Compiti scritti
**A.** Nel brano, elenca le persone nominate nelle notizie numerate da 1 a 4, escluso il nome che compare in "commissione Sindona".
**B.** Trascrivi dal brano, senza alcuna modifica, il tratto che va da "2) Molta attesa" fino a "Partito Comunista polacco." compreso.

Brano del documento
_____

Giovedì 11 giugno (un pomeriggio inconcludente)




....Proprio alle ore 13.00 va in onda la prima edizione del Tg2. Dal momento che la notizja ha avuto già una rapida diffusione grazie ai quotidiani usciti in edicola al mattino, i telespettatori attendono trepidamente di avere delucidazioni sulla situazione di Alfredino.
Già dal sommario letto in apertura dal conduttore Maurizio Vallone, si comprende il contesto politico sociale, già di per sè esplosivo (abbiamo già parlato della loggia P2, a cui si sommano altri avvenimenti incandescenti) che i fatti di vermicino sono riusciti a porre in ombra:

(Questo è il link al video del Tg.)

1) Crisi di governo: il segretario repubblicano Giovanni Spadolini ha iniziato stamane il suo mandato. Pertini lo ha incaricato di formare il nuovo governo, dopo che Forlani, ieri sera, aveva rinunciato.

2) Molta attesa per conoscere la nuova documentazione sull'affare P2, in mano alla commissione Sindona.

3) A San Benedetto del Tronto è scomparso da ieri sera Roberto Peci, fratello di Patrizio, il brigatista rosso che da tempo ha deciso di collaborare con la giustizia.

4) Sempre preoccupante la situazione in Polonia, dopo la conclusione del Plenum del comitato centrale del Partito Comunista polacco.

_____

Insieme di voci
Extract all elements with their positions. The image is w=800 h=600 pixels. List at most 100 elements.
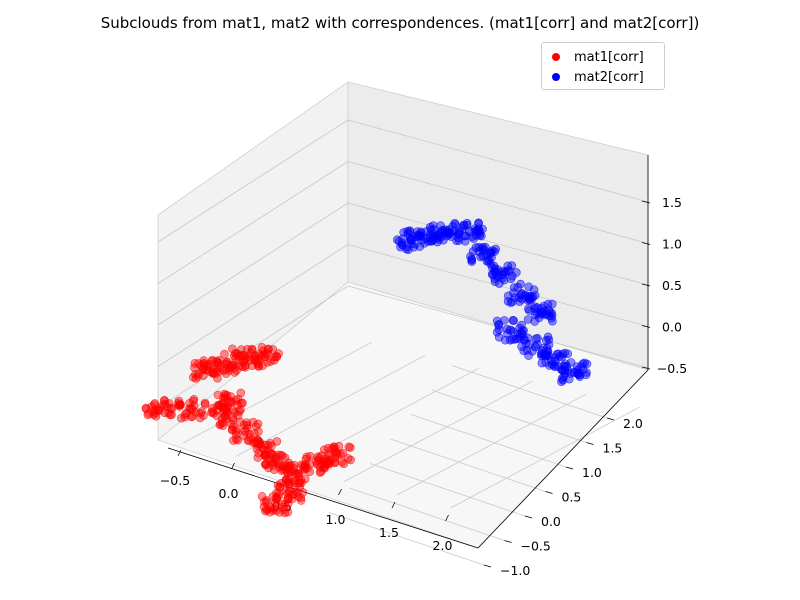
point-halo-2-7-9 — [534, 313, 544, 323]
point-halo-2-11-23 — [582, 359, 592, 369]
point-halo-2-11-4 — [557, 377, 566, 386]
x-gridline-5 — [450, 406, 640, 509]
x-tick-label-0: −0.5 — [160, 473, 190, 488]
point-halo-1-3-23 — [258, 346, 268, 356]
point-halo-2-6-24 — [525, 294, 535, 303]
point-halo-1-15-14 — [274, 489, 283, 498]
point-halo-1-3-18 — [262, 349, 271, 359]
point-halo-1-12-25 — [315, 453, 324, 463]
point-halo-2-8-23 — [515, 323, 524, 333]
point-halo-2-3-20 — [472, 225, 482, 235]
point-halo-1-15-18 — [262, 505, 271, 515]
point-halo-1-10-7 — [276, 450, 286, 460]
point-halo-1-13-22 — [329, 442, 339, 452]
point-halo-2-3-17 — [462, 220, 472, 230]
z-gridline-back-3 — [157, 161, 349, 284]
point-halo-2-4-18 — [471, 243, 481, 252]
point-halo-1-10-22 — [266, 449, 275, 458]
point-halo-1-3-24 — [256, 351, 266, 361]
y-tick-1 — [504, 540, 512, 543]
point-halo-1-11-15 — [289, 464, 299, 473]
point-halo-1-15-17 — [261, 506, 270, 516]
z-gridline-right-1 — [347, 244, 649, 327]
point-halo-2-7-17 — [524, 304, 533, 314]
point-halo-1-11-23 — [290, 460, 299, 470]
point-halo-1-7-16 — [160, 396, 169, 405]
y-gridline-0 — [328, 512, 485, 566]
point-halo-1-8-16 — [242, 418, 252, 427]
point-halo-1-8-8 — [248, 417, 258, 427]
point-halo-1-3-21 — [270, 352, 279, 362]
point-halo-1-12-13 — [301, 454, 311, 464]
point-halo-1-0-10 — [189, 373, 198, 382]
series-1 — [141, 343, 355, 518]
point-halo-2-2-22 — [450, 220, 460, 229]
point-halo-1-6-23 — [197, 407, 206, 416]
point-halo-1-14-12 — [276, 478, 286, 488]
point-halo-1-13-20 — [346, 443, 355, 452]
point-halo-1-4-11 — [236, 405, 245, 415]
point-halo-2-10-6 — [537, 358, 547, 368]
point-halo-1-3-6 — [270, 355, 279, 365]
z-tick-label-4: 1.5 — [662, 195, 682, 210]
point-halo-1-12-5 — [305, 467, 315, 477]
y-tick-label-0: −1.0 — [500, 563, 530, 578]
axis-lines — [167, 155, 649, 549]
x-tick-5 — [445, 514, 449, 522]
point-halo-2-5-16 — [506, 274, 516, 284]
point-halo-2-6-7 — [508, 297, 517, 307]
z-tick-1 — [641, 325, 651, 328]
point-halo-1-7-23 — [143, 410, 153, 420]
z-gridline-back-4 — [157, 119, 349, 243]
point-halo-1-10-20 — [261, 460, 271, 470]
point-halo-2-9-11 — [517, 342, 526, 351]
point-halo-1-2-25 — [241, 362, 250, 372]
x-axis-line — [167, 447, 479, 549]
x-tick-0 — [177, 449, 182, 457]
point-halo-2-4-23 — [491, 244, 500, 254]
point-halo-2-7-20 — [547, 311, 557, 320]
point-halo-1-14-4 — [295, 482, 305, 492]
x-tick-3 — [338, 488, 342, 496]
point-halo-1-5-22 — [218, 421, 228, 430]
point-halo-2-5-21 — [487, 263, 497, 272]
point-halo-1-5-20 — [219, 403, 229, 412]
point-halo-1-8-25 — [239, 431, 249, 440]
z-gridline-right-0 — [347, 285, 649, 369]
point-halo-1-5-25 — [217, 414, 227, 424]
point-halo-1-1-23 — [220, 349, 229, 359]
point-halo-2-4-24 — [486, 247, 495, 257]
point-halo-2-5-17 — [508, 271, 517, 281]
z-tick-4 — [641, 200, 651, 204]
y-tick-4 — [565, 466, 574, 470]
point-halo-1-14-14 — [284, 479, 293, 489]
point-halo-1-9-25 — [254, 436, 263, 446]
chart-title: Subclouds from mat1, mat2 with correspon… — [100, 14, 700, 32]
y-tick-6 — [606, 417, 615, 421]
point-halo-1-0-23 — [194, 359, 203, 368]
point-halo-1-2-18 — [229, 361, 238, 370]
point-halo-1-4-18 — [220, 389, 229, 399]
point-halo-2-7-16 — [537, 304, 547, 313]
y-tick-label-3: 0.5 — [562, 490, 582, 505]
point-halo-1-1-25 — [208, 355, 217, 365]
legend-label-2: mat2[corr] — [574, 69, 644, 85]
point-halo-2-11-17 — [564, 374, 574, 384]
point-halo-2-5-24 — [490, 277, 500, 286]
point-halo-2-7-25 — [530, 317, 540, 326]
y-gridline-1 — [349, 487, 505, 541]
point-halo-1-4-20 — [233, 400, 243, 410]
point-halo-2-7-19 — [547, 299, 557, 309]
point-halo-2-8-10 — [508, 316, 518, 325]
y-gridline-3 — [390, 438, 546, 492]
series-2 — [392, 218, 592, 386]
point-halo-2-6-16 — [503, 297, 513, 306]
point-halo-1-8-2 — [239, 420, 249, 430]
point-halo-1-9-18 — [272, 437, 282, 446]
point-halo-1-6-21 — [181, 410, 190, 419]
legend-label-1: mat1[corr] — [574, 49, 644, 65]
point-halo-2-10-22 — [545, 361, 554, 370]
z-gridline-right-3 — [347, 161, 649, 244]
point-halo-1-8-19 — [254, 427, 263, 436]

_____

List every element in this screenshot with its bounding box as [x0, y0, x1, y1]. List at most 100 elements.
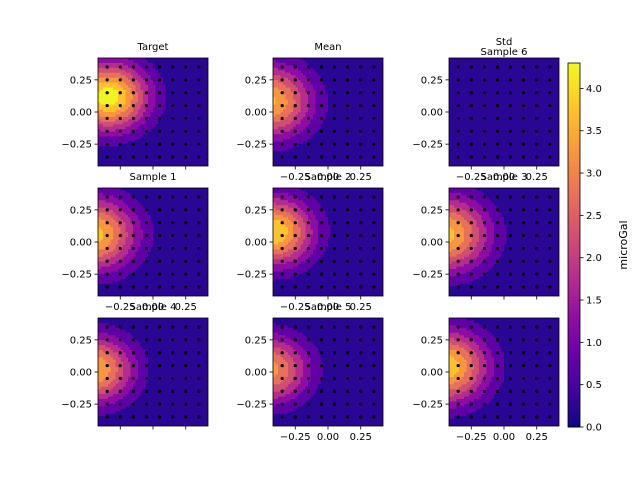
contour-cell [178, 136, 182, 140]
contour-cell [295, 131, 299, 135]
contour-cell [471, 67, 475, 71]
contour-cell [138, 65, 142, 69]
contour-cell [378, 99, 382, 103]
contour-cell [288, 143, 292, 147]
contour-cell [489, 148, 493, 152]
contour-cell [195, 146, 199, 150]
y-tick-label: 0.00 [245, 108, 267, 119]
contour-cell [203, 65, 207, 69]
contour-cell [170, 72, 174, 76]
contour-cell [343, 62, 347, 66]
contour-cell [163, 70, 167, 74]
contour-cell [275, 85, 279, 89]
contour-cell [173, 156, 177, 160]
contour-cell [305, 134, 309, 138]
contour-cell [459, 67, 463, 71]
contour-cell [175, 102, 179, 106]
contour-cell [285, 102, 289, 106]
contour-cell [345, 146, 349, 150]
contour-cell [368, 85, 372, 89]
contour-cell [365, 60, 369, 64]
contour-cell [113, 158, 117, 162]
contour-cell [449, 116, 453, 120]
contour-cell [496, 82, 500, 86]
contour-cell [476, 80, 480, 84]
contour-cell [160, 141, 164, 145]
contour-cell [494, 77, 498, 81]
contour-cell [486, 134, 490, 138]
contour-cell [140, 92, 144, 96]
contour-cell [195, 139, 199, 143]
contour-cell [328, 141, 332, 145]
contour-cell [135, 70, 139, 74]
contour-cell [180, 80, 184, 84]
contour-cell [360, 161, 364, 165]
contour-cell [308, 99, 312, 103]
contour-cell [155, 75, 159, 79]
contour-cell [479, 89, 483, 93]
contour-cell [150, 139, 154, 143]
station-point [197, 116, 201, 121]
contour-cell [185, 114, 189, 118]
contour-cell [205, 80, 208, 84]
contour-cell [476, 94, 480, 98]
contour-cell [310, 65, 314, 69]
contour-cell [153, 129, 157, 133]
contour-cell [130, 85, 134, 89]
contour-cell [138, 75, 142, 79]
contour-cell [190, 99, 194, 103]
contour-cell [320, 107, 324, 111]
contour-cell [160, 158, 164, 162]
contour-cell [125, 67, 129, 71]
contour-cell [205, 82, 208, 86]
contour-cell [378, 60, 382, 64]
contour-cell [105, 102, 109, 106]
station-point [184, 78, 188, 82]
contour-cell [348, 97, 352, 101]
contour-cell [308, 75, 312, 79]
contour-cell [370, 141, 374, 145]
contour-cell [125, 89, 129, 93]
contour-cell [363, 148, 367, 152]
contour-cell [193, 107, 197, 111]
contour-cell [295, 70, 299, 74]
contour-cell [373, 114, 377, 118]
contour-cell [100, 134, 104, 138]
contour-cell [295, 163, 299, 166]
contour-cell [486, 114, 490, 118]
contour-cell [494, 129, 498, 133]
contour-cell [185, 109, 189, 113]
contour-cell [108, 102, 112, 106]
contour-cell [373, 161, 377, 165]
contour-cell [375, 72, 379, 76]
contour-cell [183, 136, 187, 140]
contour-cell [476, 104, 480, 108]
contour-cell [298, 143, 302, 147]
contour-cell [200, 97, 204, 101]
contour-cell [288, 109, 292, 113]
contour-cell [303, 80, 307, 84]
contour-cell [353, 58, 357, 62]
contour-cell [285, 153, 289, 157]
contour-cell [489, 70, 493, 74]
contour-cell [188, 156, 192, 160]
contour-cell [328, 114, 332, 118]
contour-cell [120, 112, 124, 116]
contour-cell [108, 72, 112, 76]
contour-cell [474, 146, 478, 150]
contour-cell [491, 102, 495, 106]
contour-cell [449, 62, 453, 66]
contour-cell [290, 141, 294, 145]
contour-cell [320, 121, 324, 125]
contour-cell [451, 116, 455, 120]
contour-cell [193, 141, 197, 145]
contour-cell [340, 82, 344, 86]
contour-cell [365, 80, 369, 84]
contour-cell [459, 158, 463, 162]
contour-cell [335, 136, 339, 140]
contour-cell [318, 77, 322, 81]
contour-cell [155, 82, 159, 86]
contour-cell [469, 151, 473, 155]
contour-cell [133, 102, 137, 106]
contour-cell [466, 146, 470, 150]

_____

Risposte attese
**A.**
Giovanni Spadolini
Pertini
Forlani
Roberto Peci
Patrizio

**B.**
2) Molta attesa per conoscere la nuova documentazione sull'affare P2, in mano alla commissione Sindona.

3) A San Benedetto del Tronto è scomparso da ieri sera Roberto Peci, fratello di Patrizio, il brigatista rosso che da tempo ha deciso di collaborare con la giustizia.

4) Sempre preoccupante la situazione in Polonia, dopo la conclusione del Plenum del comitato centrale del Partito Comunista polacco.